▶ [Brief]
The records below must be output exactly, without pictures.
>>>>
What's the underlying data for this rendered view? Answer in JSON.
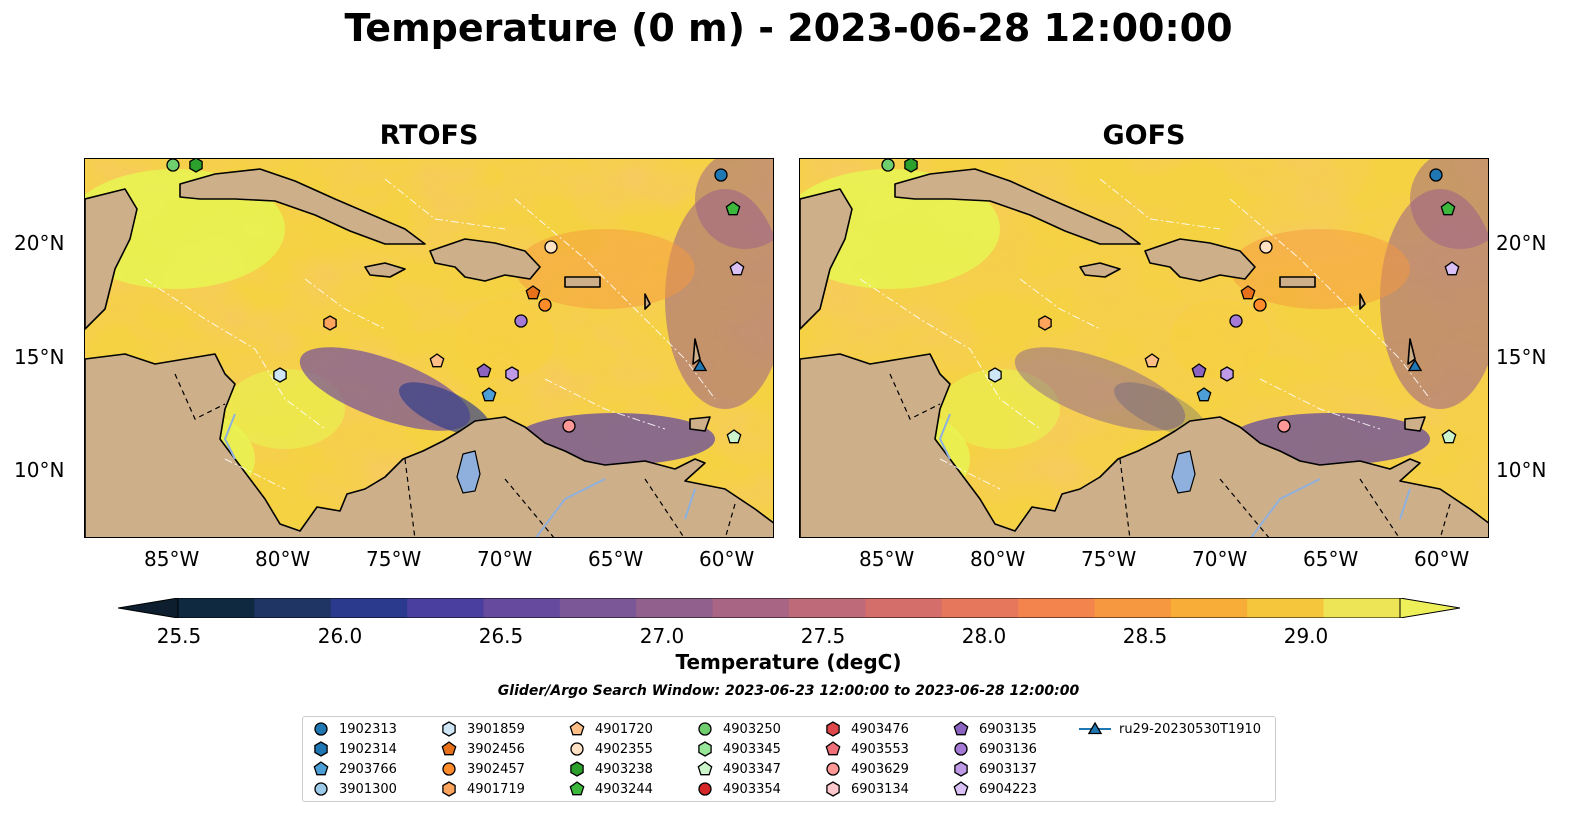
{
  "title": "Temperature (0 m) - 2023-06-28 12:00:00",
  "panels": [
    {
      "title": "RTOFS"
    },
    {
      "title": "GOFS"
    }
  ],
  "lon_labels": [
    "85°W",
    "80°W",
    "75°W",
    "70°W",
    "65°W",
    "60°W"
  ],
  "lat_labels": [
    "20°N",
    "15°N",
    "10°N"
  ],
  "colorbar": {
    "label": "Temperature (degC)",
    "ticks": [
      "25.5",
      "26.0",
      "26.5",
      "27.0",
      "27.5",
      "28.0",
      "28.5",
      "29.0"
    ],
    "colors": [
      "#0f2940",
      "#1f3563",
      "#2b3a8c",
      "#4a3f9f",
      "#654a9e",
      "#7c5797",
      "#91608d",
      "#a86684",
      "#bf6a78",
      "#d36e6a",
      "#e6765c",
      "#f3844d",
      "#f6983f",
      "#f8ad38",
      "#f5c63c",
      "#eee556"
    ]
  },
  "search_window": "Glider/Argo Search Window: 2023-06-23 12:00:00 to 2023-06-28 12:00:00",
  "legend": [
    {
      "label": "1902313",
      "shape": "circle",
      "color": "#1f77b4"
    },
    {
      "label": "1902314",
      "shape": "hexagon",
      "color": "#1f77b4"
    },
    {
      "label": "2903766",
      "shape": "pentagon",
      "color": "#4c9fd6"
    },
    {
      "label": "3901300",
      "shape": "circle",
      "color": "#9ecae9"
    },
    {
      "label": "3901859",
      "shape": "hexagon",
      "color": "#cfe6f6"
    },
    {
      "label": "3902456",
      "shape": "pentagon",
      "color": "#e6711a"
    },
    {
      "label": "3902457",
      "shape": "circle",
      "color": "#ff8c2b"
    },
    {
      "label": "4901719",
      "shape": "hexagon",
      "color": "#ffa45c"
    },
    {
      "label": "4901720",
      "shape": "pentagon",
      "color": "#ffbe85"
    },
    {
      "label": "4902355",
      "shape": "circle",
      "color": "#ffe2c4"
    },
    {
      "label": "4903238",
      "shape": "hexagon",
      "color": "#2ca02c"
    },
    {
      "label": "4903244",
      "shape": "pentagon",
      "color": "#3cb83c"
    },
    {
      "label": "4903250",
      "shape": "circle",
      "color": "#6fcf6f"
    },
    {
      "label": "4903345",
      "shape": "hexagon",
      "color": "#98e698"
    },
    {
      "label": "4903347",
      "shape": "pentagon",
      "color": "#ccf5cc"
    },
    {
      "label": "4903354",
      "shape": "circle",
      "color": "#d62728"
    },
    {
      "label": "4903476",
      "shape": "hexagon",
      "color": "#e0474b"
    },
    {
      "label": "4903553",
      "shape": "pentagon",
      "color": "#f0707a"
    },
    {
      "label": "4903629",
      "shape": "circle",
      "color": "#ff9896"
    },
    {
      "label": "6903134",
      "shape": "hexagon",
      "color": "#ffc8cc"
    },
    {
      "label": "6903135",
      "shape": "pentagon",
      "color": "#8c63c0"
    },
    {
      "label": "6903136",
      "shape": "circle",
      "color": "#a57ad6"
    },
    {
      "label": "6903137",
      "shape": "hexagon",
      "color": "#bf9ae6"
    },
    {
      "label": "6904223",
      "shape": "pentagon",
      "color": "#d9c0f5"
    },
    {
      "label": "ru29-20230530T1910",
      "shape": "triangle-line",
      "color": "#1f77b4"
    }
  ],
  "land_color": "#cdb08a",
  "lake_color": "#8fb0dd"
}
<<<<
▶ [Worked answer]
What's the underlying data for this rendered view? Answer in JSON.
{
  "title": "Temperature (0 m) - 2023-06-28 12:00:00",
  "panels": [
    {
      "title": "RTOFS"
    },
    {
      "title": "GOFS"
    }
  ],
  "lon_labels": [
    "85°W",
    "80°W",
    "75°W",
    "70°W",
    "65°W",
    "60°W"
  ],
  "lat_labels": [
    "20°N",
    "15°N",
    "10°N"
  ],
  "colorbar": {
    "label": "Temperature (degC)",
    "ticks": [
      "25.5",
      "26.0",
      "26.5",
      "27.0",
      "27.5",
      "28.0",
      "28.5",
      "29.0"
    ],
    "colors": [
      "#0f2940",
      "#1f3563",
      "#2b3a8c",
      "#4a3f9f",
      "#654a9e",
      "#7c5797",
      "#91608d",
      "#a86684",
      "#bf6a78",
      "#d36e6a",
      "#e6765c",
      "#f3844d",
      "#f6983f",
      "#f8ad38",
      "#f5c63c",
      "#eee556"
    ]
  },
  "search_window": "Glider/Argo Search Window: 2023-06-23 12:00:00 to 2023-06-28 12:00:00",
  "legend": [
    {
      "label": "1902313",
      "shape": "circle",
      "color": "#1f77b4"
    },
    {
      "label": "1902314",
      "shape": "hexagon",
      "color": "#1f77b4"
    },
    {
      "label": "2903766",
      "shape": "pentagon",
      "color": "#4c9fd6"
    },
    {
      "label": "3901300",
      "shape": "circle",
      "color": "#9ecae9"
    },
    {
      "label": "3901859",
      "shape": "hexagon",
      "color": "#cfe6f6"
    },
    {
      "label": "3902456",
      "shape": "pentagon",
      "color": "#e6711a"
    },
    {
      "label": "3902457",
      "shape": "circle",
      "color": "#ff8c2b"
    },
    {
      "label": "4901719",
      "shape": "hexagon",
      "color": "#ffa45c"
    },
    {
      "label": "4901720",
      "shape": "pentagon",
      "color": "#ffbe85"
    },
    {
      "label": "4902355",
      "shape": "circle",
      "color": "#ffe2c4"
    },
    {
      "label": "4903238",
      "shape": "hexagon",
      "color": "#2ca02c"
    },
    {
      "label": "4903244",
      "shape": "pentagon",
      "color": "#3cb83c"
    },
    {
      "label": "4903250",
      "shape": "circle",
      "color": "#6fcf6f"
    },
    {
      "label": "4903345",
      "shape": "hexagon",
      "color": "#98e698"
    },
    {
      "label": "4903347",
      "shape": "pentagon",
      "color": "#ccf5cc"
    },
    {
      "label": "4903354",
      "shape": "circle",
      "color": "#d62728"
    },
    {
      "label": "4903476",
      "shape": "hexagon",
      "color": "#e0474b"
    },
    {
      "label": "4903553",
      "shape": "pentagon",
      "color": "#f0707a"
    },
    {
      "label": "4903629",
      "shape": "circle",
      "color": "#ff9896"
    },
    {
      "label": "6903134",
      "shape": "hexagon",
      "color": "#ffc8cc"
    },
    {
      "label": "6903135",
      "shape": "pentagon",
      "color": "#8c63c0"
    },
    {
      "label": "6903136",
      "shape": "circle",
      "color": "#a57ad6"
    },
    {
      "label": "6903137",
      "shape": "hexagon",
      "color": "#bf9ae6"
    },
    {
      "label": "6904223",
      "shape": "pentagon",
      "color": "#d9c0f5"
    },
    {
      "label": "ru29-20230530T1910",
      "shape": "triangle-line",
      "color": "#1f77b4"
    }
  ],
  "land_color": "#cdb08a",
  "lake_color": "#8fb0dd"
}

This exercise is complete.